*THE REQUEST*:
Quote the listing below in its entirety, omitting every image.

[Dataset items]
-------------------------
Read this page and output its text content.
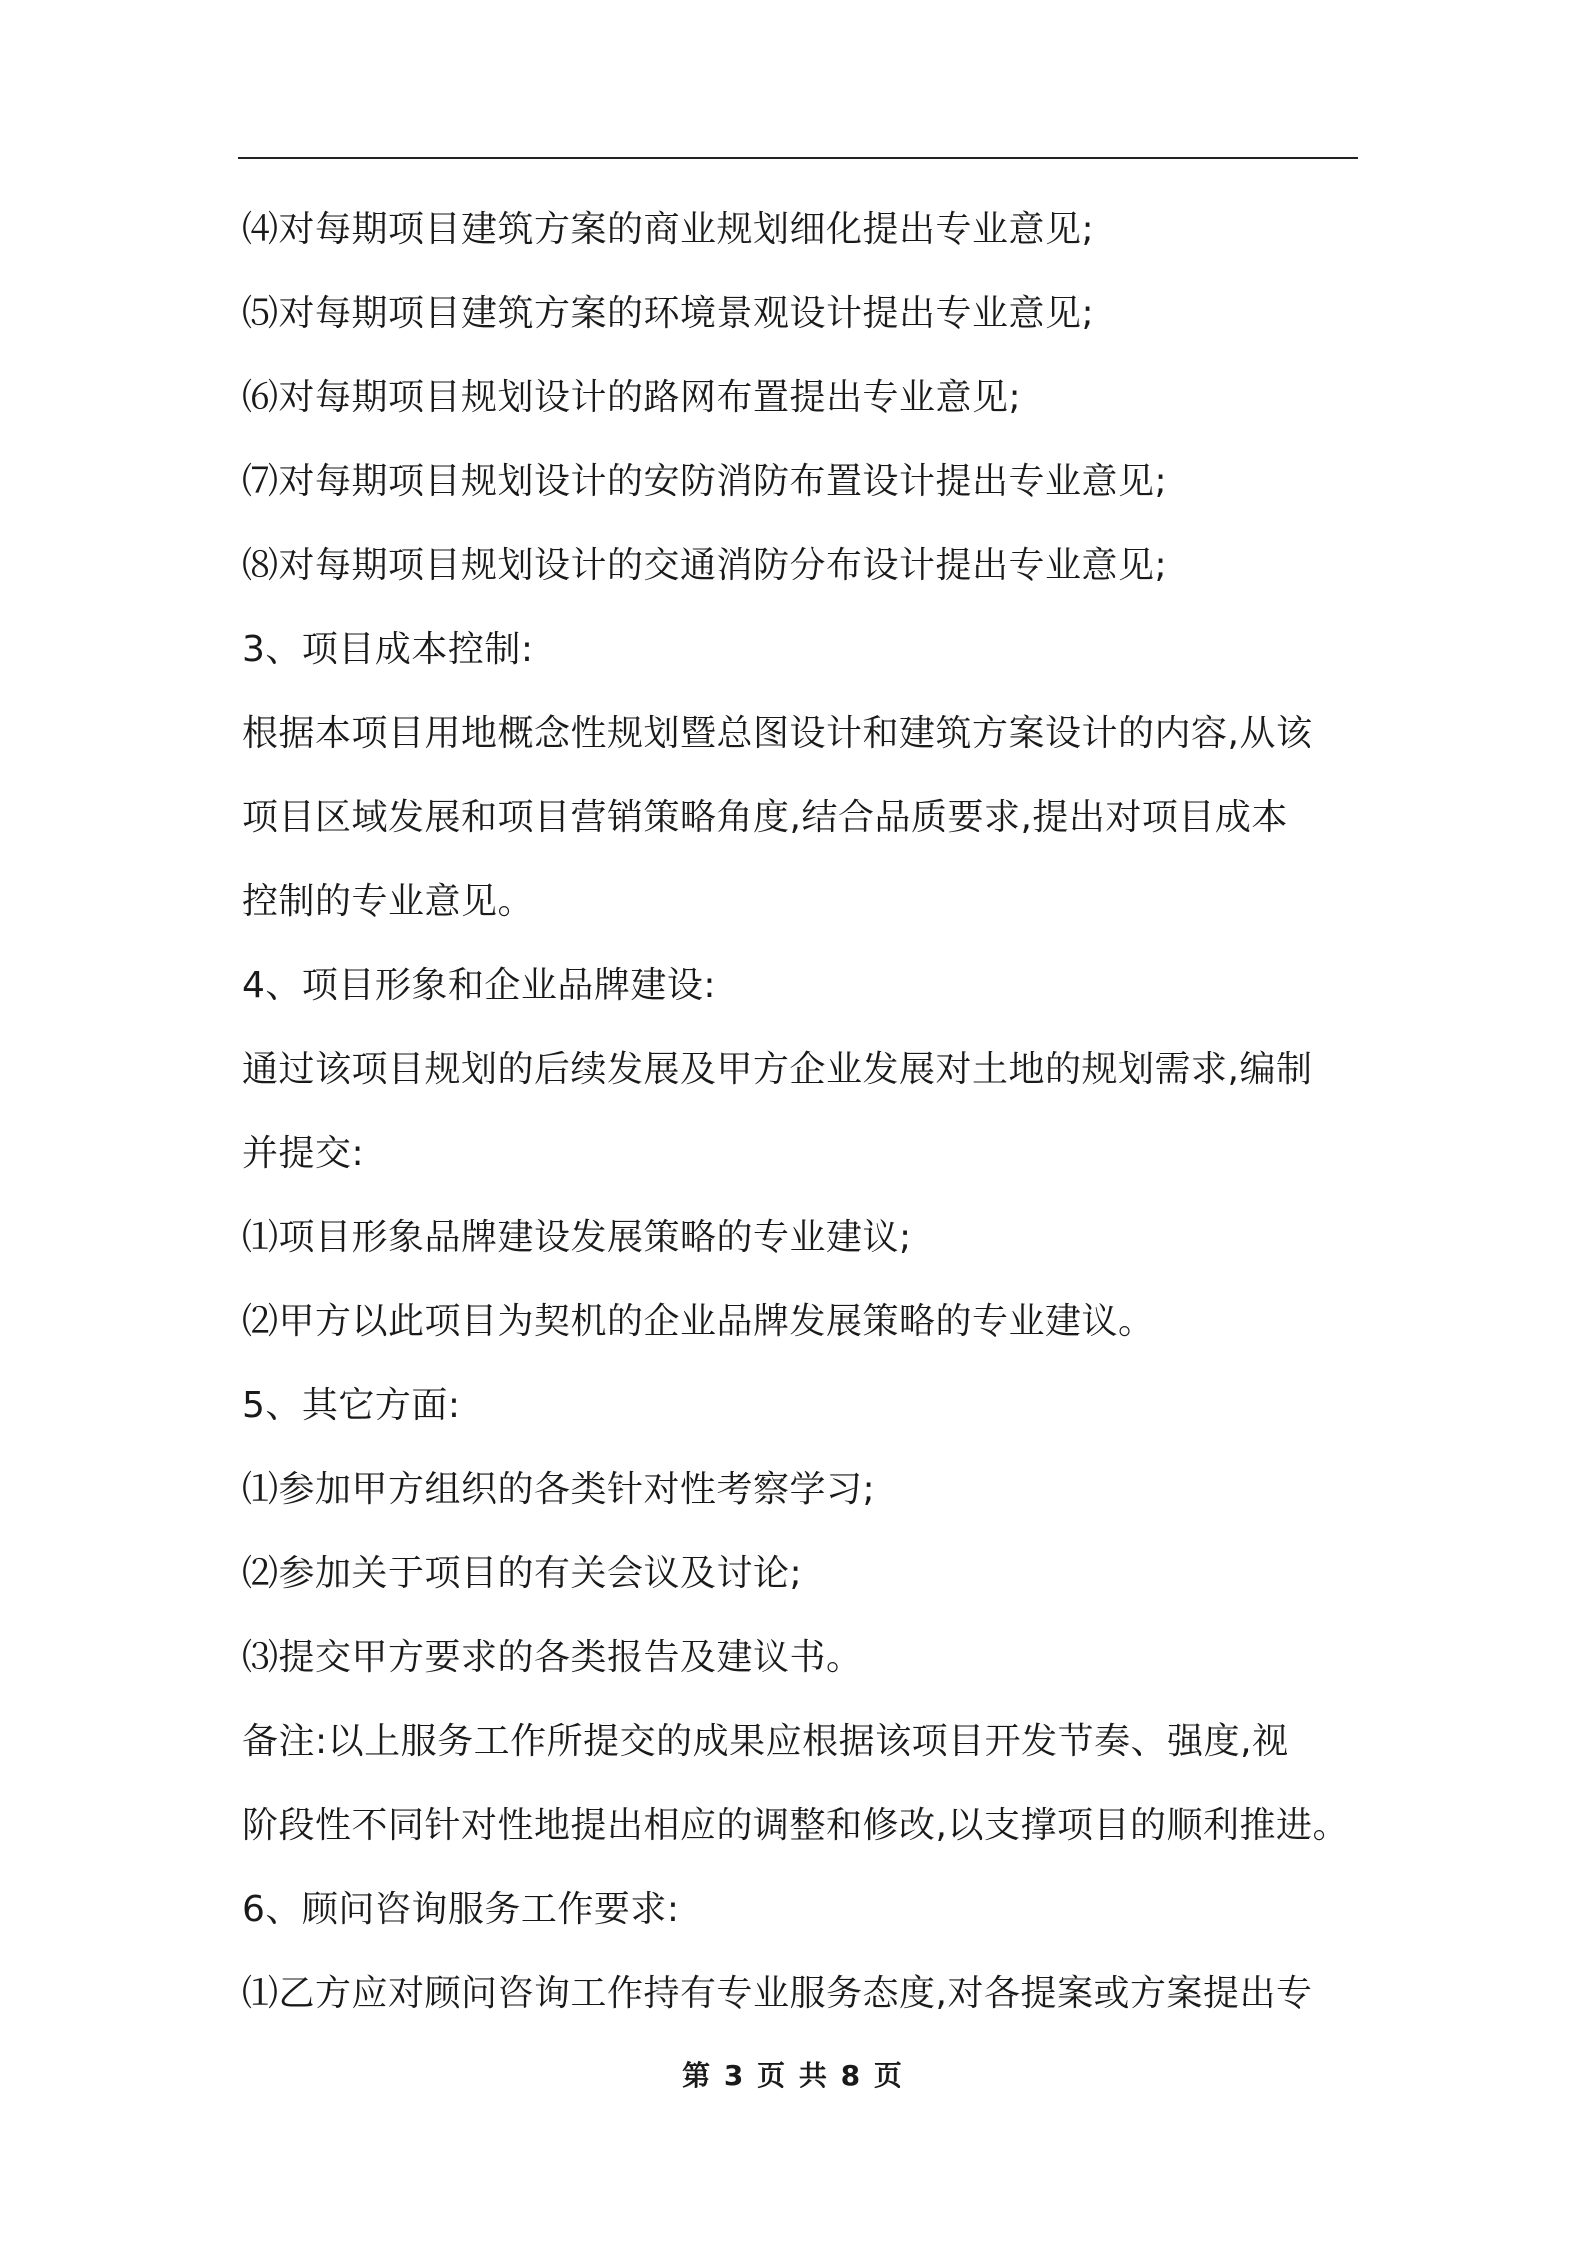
⑷对每期项目建筑方案的商业规划细化提出专业意见;
⑸对每期项目建筑方案的环境景观设计提出专业意见;
⑹对每期项目规划设计的路网布置提出专业意见;
⑺对每期项目规划设计的安防消防布置设计提出专业意见;
⑻对每期项目规划设计的交通消防分布设计提出专业意见;
3、项目成本控制:
根据本项目用地概念性规划暨总图设计和建筑方案设计的内容,从该
项目区域发展和项目营销策略角度,结合品质要求,提出对项目成本
控制的专业意见。
4、项目形象和企业品牌建设:
通过该项目规划的后续发展及甲方企业发展对土地的规划需求,编制
并提交:
⑴项目形象品牌建设发展策略的专业建议;
⑵甲方以此项目为契机的企业品牌发展策略的专业建议。
5、其它方面:
⑴参加甲方组织的各类针对性考察学习;
⑵参加关于项目的有关会议及讨论;
⑶提交甲方要求的各类报告及建议书。
备注:以上服务工作所提交的成果应根据该项目开发节奏、强度,视
阶段性不同针对性地提出相应的调整和修改,以支撑项目的顺利推进。
6、顾问咨询服务工作要求:
⑴乙方应对顾问咨询工作持有专业服务态度,对各提案或方案提出专
第 3 页 共 8 页
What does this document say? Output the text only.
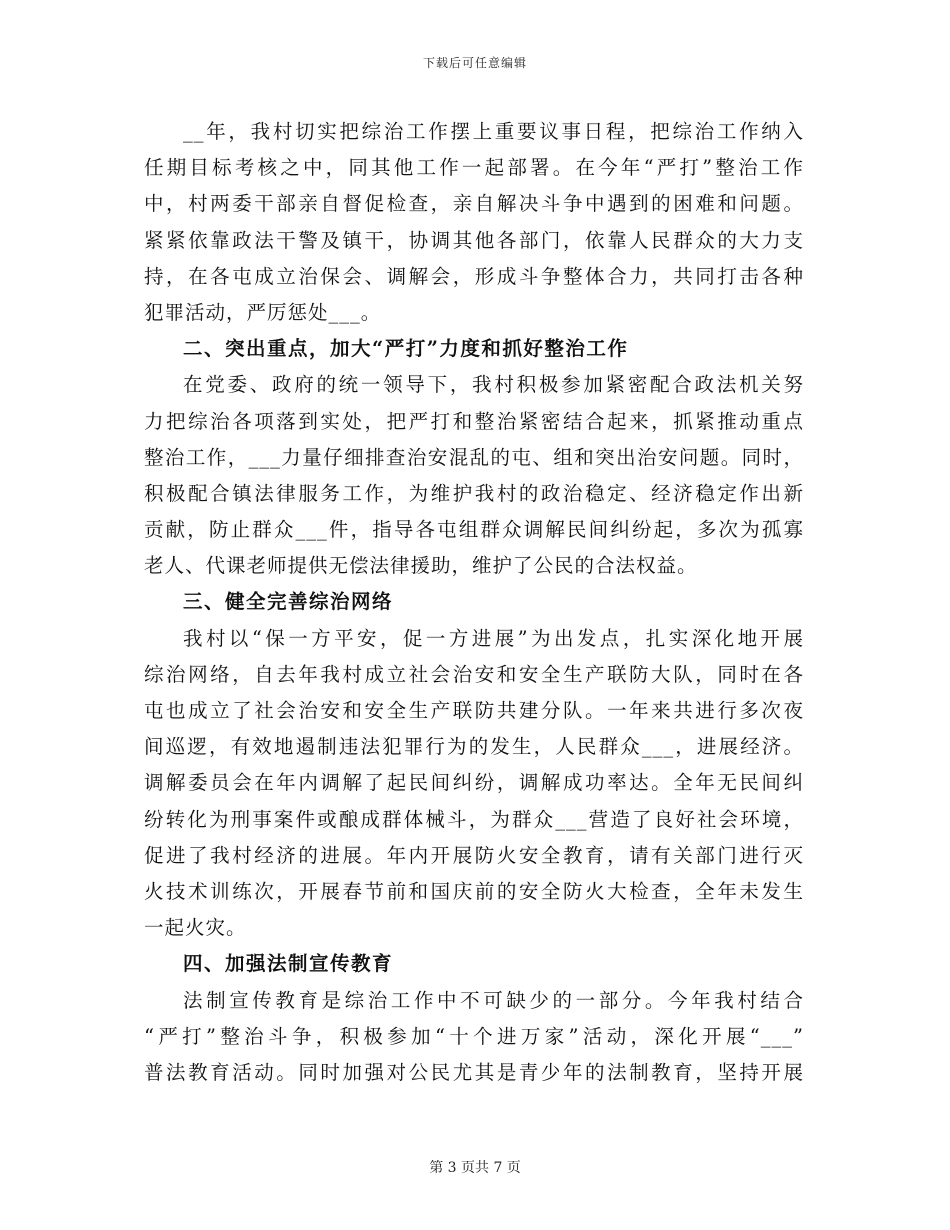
下载后可任意编辑
__年，我村切实把综治工作摆上重要议事日程，把综治工作纳入
任期目标考核之中，同其他工作一起部署。在今年“严打”整治工作
中，村两委干部亲自督促检查，亲自解决斗争中遇到的困难和问题。
紧紧依靠政法干警及镇干，协调其他各部门，依靠人民群众的大力支
持，在各屯成立治保会、调解会，形成斗争整体合力，共同打击各种
犯罪活动，严厉惩处___。
二、突出重点，加大“严打”力度和抓好整治工作
在党委、政府的统一领导下，我村积极参加紧密配合政法机关努
力把综治各项落到实处，把严打和整治紧密结合起来，抓紧推动重点
整治工作，___力量仔细排查治安混乱的屯、组和突出治安问题。同时，
积极配合镇法律服务工作，为维护我村的政治稳定、经济稳定作出新
贡献，防止群众___件，指导各屯组群众调解民间纠纷起，多次为孤寡
老人、代课老师提供无偿法律援助，维护了公民的合法权益。
三、健全完善综治网络
我村以“保一方平安，促一方进展”为出发点，扎实深化地开展
综治网络，自去年我村成立社会治安和安全生产联防大队，同时在各
屯也成立了社会治安和安全生产联防共建分队。一年来共进行多次夜
间巡逻，有效地遏制违法犯罪行为的发生，人民群众___，进展经济。
调解委员会在年内调解了起民间纠纷，调解成功率达。全年无民间纠
纷转化为刑事案件或酿成群体械斗，为群众___营造了良好社会环境，
促进了我村经济的进展。年内开展防火安全教育，请有关部门进行灭
火技术训练次，开展春节前和国庆前的安全防火大检查，全年未发生
一起火灾。
四、加强法制宣传教育
法制宣传教育是综治工作中不可缺少的一部分。今年我村结合
“严打”整治斗争，积极参加“十个进万家”活动，深化开展“___”
普法教育活动。同时加强对公民尤其是青少年的法制教育，坚持开展
第 3 页共 7 页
-------------------------
*ANSWER*:
Read this page and output its text content.
⑷对每期项目建筑方案的商业规划细化提出专业意见;
⑸对每期项目建筑方案的环境景观设计提出专业意见;
⑹对每期项目规划设计的路网布置提出专业意见;
⑺对每期项目规划设计的安防消防布置设计提出专业意见;
⑻对每期项目规划设计的交通消防分布设计提出专业意见;
3、项目成本控制:
根据本项目用地概念性规划暨总图设计和建筑方案设计的内容,从该
项目区域发展和项目营销策略角度,结合品质要求,提出对项目成本
控制的专业意见。
4、项目形象和企业品牌建设:
通过该项目规划的后续发展及甲方企业发展对土地的规划需求,编制
并提交:
⑴项目形象品牌建设发展策略的专业建议;
⑵甲方以此项目为契机的企业品牌发展策略的专业建议。
5、其它方面:
⑴参加甲方组织的各类针对性考察学习;
⑵参加关于项目的有关会议及讨论;
⑶提交甲方要求的各类报告及建议书。
备注:以上服务工作所提交的成果应根据该项目开发节奏、强度,视
阶段性不同针对性地提出相应的调整和修改,以支撑项目的顺利推进。
6、顾问咨询服务工作要求:
⑴乙方应对顾问咨询工作持有专业服务态度,对各提案或方案提出专
第 3 页 共 8 页
What does this document say? Output the text only.
下载后可任意编辑
__年，我村切实把综治工作摆上重要议事日程，把综治工作纳入
任期目标考核之中，同其他工作一起部署。在今年“严打”整治工作
中，村两委干部亲自督促检查，亲自解决斗争中遇到的困难和问题。
紧紧依靠政法干警及镇干，协调其他各部门，依靠人民群众的大力支
持，在各屯成立治保会、调解会，形成斗争整体合力，共同打击各种
犯罪活动，严厉惩处___。
二、突出重点，加大“严打”力度和抓好整治工作
在党委、政府的统一领导下，我村积极参加紧密配合政法机关努
力把综治各项落到实处，把严打和整治紧密结合起来，抓紧推动重点
整治工作，___力量仔细排查治安混乱的屯、组和突出治安问题。同时，
积极配合镇法律服务工作，为维护我村的政治稳定、经济稳定作出新
贡献，防止群众___件，指导各屯组群众调解民间纠纷起，多次为孤寡
老人、代课老师提供无偿法律援助，维护了公民的合法权益。
三、健全完善综治网络
我村以“保一方平安，促一方进展”为出发点，扎实深化地开展
综治网络，自去年我村成立社会治安和安全生产联防大队，同时在各
屯也成立了社会治安和安全生产联防共建分队。一年来共进行多次夜
间巡逻，有效地遏制违法犯罪行为的发生，人民群众___，进展经济。
调解委员会在年内调解了起民间纠纷，调解成功率达。全年无民间纠
纷转化为刑事案件或酿成群体械斗，为群众___营造了良好社会环境，
促进了我村经济的进展。年内开展防火安全教育，请有关部门进行灭
火技术训练次，开展春节前和国庆前的安全防火大检查，全年未发生
一起火灾。
四、加强法制宣传教育
法制宣传教育是综治工作中不可缺少的一部分。今年我村结合
“严打”整治斗争，积极参加“十个进万家”活动，深化开展“___”
普法教育活动。同时加强对公民尤其是青少年的法制教育，坚持开展
第 3 页共 7 页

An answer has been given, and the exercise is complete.